== Segment start ==

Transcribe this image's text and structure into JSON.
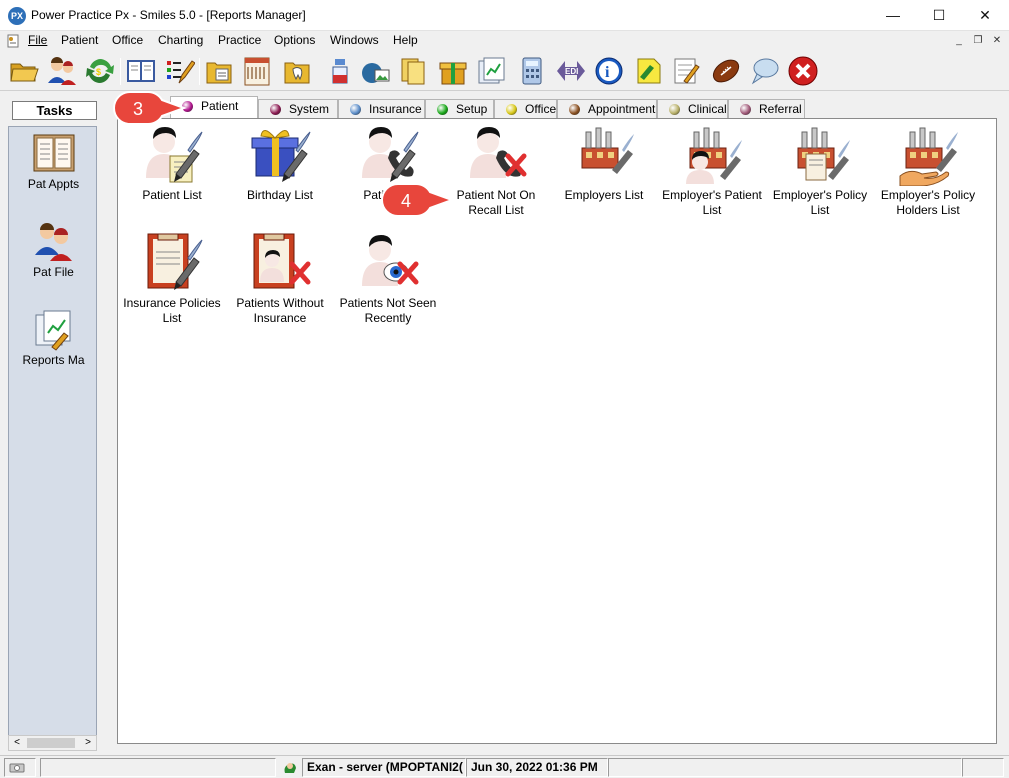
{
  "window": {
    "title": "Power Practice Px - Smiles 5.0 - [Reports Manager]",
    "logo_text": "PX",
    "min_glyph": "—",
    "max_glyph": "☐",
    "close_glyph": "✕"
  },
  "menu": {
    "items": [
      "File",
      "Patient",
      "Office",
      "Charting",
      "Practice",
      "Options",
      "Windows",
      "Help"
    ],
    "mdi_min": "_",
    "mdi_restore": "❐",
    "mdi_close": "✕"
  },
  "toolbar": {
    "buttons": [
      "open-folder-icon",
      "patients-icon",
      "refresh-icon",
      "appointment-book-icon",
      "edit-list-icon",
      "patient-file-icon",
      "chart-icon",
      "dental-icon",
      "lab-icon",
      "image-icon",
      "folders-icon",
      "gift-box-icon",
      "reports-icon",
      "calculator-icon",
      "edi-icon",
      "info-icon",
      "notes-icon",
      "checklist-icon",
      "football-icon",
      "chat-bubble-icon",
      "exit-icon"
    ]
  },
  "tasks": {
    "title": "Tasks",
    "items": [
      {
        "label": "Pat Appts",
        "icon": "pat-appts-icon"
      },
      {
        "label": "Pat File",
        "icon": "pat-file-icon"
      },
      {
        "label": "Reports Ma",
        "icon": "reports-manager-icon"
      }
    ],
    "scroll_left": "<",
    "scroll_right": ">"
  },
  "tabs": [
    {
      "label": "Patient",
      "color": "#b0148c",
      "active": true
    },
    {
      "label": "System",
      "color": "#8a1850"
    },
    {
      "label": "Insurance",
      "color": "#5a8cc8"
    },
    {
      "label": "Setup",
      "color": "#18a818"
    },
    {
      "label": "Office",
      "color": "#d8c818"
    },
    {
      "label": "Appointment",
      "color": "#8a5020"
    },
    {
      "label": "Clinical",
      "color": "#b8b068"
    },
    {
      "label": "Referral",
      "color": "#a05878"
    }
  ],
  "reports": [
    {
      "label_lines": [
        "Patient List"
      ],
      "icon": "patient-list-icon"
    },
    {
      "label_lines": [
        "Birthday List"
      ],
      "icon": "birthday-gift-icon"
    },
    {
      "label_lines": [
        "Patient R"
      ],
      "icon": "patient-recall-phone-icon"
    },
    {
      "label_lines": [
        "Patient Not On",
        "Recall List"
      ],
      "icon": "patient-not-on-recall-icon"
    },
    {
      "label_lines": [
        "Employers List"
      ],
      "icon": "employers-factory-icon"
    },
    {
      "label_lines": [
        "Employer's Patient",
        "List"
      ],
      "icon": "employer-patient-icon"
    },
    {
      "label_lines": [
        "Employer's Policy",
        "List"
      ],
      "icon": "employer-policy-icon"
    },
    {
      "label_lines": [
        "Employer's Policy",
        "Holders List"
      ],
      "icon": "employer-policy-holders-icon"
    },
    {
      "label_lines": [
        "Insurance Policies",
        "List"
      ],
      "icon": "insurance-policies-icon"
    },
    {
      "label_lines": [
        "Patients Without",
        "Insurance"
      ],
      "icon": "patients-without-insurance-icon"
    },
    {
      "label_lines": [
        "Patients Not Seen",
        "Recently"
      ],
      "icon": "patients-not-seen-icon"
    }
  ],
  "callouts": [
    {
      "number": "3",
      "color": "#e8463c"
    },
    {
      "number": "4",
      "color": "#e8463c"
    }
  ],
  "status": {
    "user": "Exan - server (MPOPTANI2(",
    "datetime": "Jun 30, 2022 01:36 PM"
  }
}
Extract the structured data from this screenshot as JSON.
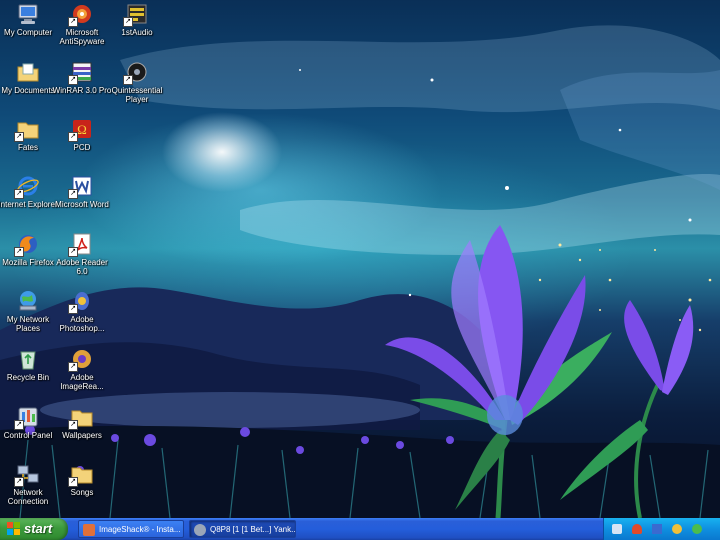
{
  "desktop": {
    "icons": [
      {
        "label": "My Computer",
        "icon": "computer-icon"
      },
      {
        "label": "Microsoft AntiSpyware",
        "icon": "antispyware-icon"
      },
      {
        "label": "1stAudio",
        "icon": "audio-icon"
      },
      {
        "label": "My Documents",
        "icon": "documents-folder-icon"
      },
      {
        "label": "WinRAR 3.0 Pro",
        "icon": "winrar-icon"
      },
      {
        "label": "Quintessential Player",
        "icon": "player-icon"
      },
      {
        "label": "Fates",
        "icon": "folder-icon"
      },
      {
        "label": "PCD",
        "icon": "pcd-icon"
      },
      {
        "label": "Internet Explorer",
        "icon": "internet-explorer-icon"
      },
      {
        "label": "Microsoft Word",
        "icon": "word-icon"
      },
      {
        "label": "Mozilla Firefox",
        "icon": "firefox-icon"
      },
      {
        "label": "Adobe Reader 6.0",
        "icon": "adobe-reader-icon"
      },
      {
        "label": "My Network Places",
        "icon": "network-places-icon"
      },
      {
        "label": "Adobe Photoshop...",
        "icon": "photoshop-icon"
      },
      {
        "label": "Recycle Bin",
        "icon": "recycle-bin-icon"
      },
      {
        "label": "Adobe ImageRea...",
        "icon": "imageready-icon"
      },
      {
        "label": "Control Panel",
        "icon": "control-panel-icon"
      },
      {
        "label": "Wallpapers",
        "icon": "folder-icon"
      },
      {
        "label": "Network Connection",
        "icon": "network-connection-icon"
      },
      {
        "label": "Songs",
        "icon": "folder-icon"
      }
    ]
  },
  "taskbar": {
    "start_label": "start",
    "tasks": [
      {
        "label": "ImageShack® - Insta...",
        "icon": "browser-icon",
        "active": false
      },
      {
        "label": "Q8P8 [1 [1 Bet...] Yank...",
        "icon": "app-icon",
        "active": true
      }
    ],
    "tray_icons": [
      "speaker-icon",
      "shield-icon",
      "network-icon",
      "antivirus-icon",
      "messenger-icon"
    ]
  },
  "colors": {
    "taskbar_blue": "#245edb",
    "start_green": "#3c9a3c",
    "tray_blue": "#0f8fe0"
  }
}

== Segment end ==

* [What you should do]
Copy all of the material word for word, and include none of its pictures.

* [Task output]
Transcribe this image's text and structure into JSON.
{
  "window": {
    "title": "Power Practice Px - Smiles 5.0 - [Reports Manager]",
    "logo_text": "PX",
    "min_glyph": "—",
    "max_glyph": "☐",
    "close_glyph": "✕"
  },
  "menu": {
    "items": [
      "File",
      "Patient",
      "Office",
      "Charting",
      "Practice",
      "Options",
      "Windows",
      "Help"
    ],
    "mdi_min": "_",
    "mdi_restore": "❐",
    "mdi_close": "✕"
  },
  "toolbar": {
    "buttons": [
      "open-folder-icon",
      "patients-icon",
      "refresh-icon",
      "appointment-book-icon",
      "edit-list-icon",
      "patient-file-icon",
      "chart-icon",
      "dental-icon",
      "lab-icon",
      "image-icon",
      "folders-icon",
      "gift-box-icon",
      "reports-icon",
      "calculator-icon",
      "edi-icon",
      "info-icon",
      "notes-icon",
      "checklist-icon",
      "football-icon",
      "chat-bubble-icon",
      "exit-icon"
    ]
  },
  "tasks": {
    "title": "Tasks",
    "items": [
      {
        "label": "Pat Appts",
        "icon": "pat-appts-icon"
      },
      {
        "label": "Pat File",
        "icon": "pat-file-icon"
      },
      {
        "label": "Reports Ma",
        "icon": "reports-manager-icon"
      }
    ],
    "scroll_left": "<",
    "scroll_right": ">"
  },
  "tabs": [
    {
      "label": "Patient",
      "color": "#b0148c",
      "active": true
    },
    {
      "label": "System",
      "color": "#8a1850"
    },
    {
      "label": "Insurance",
      "color": "#5a8cc8"
    },
    {
      "label": "Setup",
      "color": "#18a818"
    },
    {
      "label": "Office",
      "color": "#d8c818"
    },
    {
      "label": "Appointment",
      "color": "#8a5020"
    },
    {
      "label": "Clinical",
      "color": "#b8b068"
    },
    {
      "label": "Referral",
      "color": "#a05878"
    }
  ],
  "reports": [
    {
      "label_lines": [
        "Patient List"
      ],
      "icon": "patient-list-icon"
    },
    {
      "label_lines": [
        "Birthday List"
      ],
      "icon": "birthday-gift-icon"
    },
    {
      "label_lines": [
        "Patient R"
      ],
      "icon": "patient-recall-phone-icon"
    },
    {
      "label_lines": [
        "Patient Not On",
        "Recall List"
      ],
      "icon": "patient-not-on-recall-icon"
    },
    {
      "label_lines": [
        "Employers List"
      ],
      "icon": "employers-factory-icon"
    },
    {
      "label_lines": [
        "Employer's Patient",
        "List"
      ],
      "icon": "employer-patient-icon"
    },
    {
      "label_lines": [
        "Employer's Policy",
        "List"
      ],
      "icon": "employer-policy-icon"
    },
    {
      "label_lines": [
        "Employer's Policy",
        "Holders List"
      ],
      "icon": "employer-policy-holders-icon"
    },
    {
      "label_lines": [
        "Insurance Policies",
        "List"
      ],
      "icon": "insurance-policies-icon"
    },
    {
      "label_lines": [
        "Patients Without",
        "Insurance"
      ],
      "icon": "patients-without-insurance-icon"
    },
    {
      "label_lines": [
        "Patients Not Seen",
        "Recently"
      ],
      "icon": "patients-not-seen-icon"
    }
  ],
  "callouts": [
    {
      "number": "3",
      "color": "#e8463c"
    },
    {
      "number": "4",
      "color": "#e8463c"
    }
  ],
  "status": {
    "user": "Exan - server (MPOPTANI2(",
    "datetime": "Jun 30, 2022 01:36 PM"
  }
}
Extract the structured data from this screenshot as JSON.
{
  "desktop": {
    "icons": [
      {
        "label": "My Computer",
        "icon": "computer-icon"
      },
      {
        "label": "Microsoft AntiSpyware",
        "icon": "antispyware-icon"
      },
      {
        "label": "1stAudio",
        "icon": "audio-icon"
      },
      {
        "label": "My Documents",
        "icon": "documents-folder-icon"
      },
      {
        "label": "WinRAR 3.0 Pro",
        "icon": "winrar-icon"
      },
      {
        "label": "Quintessential Player",
        "icon": "player-icon"
      },
      {
        "label": "Fates",
        "icon": "folder-icon"
      },
      {
        "label": "PCD",
        "icon": "pcd-icon"
      },
      {
        "label": "Internet Explorer",
        "icon": "internet-explorer-icon"
      },
      {
        "label": "Microsoft Word",
        "icon": "word-icon"
      },
      {
        "label": "Mozilla Firefox",
        "icon": "firefox-icon"
      },
      {
        "label": "Adobe Reader 6.0",
        "icon": "adobe-reader-icon"
      },
      {
        "label": "My Network Places",
        "icon": "network-places-icon"
      },
      {
        "label": "Adobe Photoshop...",
        "icon": "photoshop-icon"
      },
      {
        "label": "Recycle Bin",
        "icon": "recycle-bin-icon"
      },
      {
        "label": "Adobe ImageRea...",
        "icon": "imageready-icon"
      },
      {
        "label": "Control Panel",
        "icon": "control-panel-icon"
      },
      {
        "label": "Wallpapers",
        "icon": "folder-icon"
      },
      {
        "label": "Network Connection",
        "icon": "network-connection-icon"
      },
      {
        "label": "Songs",
        "icon": "folder-icon"
      }
    ]
  },
  "taskbar": {
    "start_label": "start",
    "tasks": [
      {
        "label": "ImageShack® - Insta...",
        "icon": "browser-icon",
        "active": false
      },
      {
        "label": "Q8P8 [1 [1 Bet...] Yank...",
        "icon": "app-icon",
        "active": true
      }
    ],
    "tray_icons": [
      "speaker-icon",
      "shield-icon",
      "network-icon",
      "antivirus-icon",
      "messenger-icon"
    ]
  },
  "colors": {
    "taskbar_blue": "#245edb",
    "start_green": "#3c9a3c",
    "tray_blue": "#0f8fe0"
  }
}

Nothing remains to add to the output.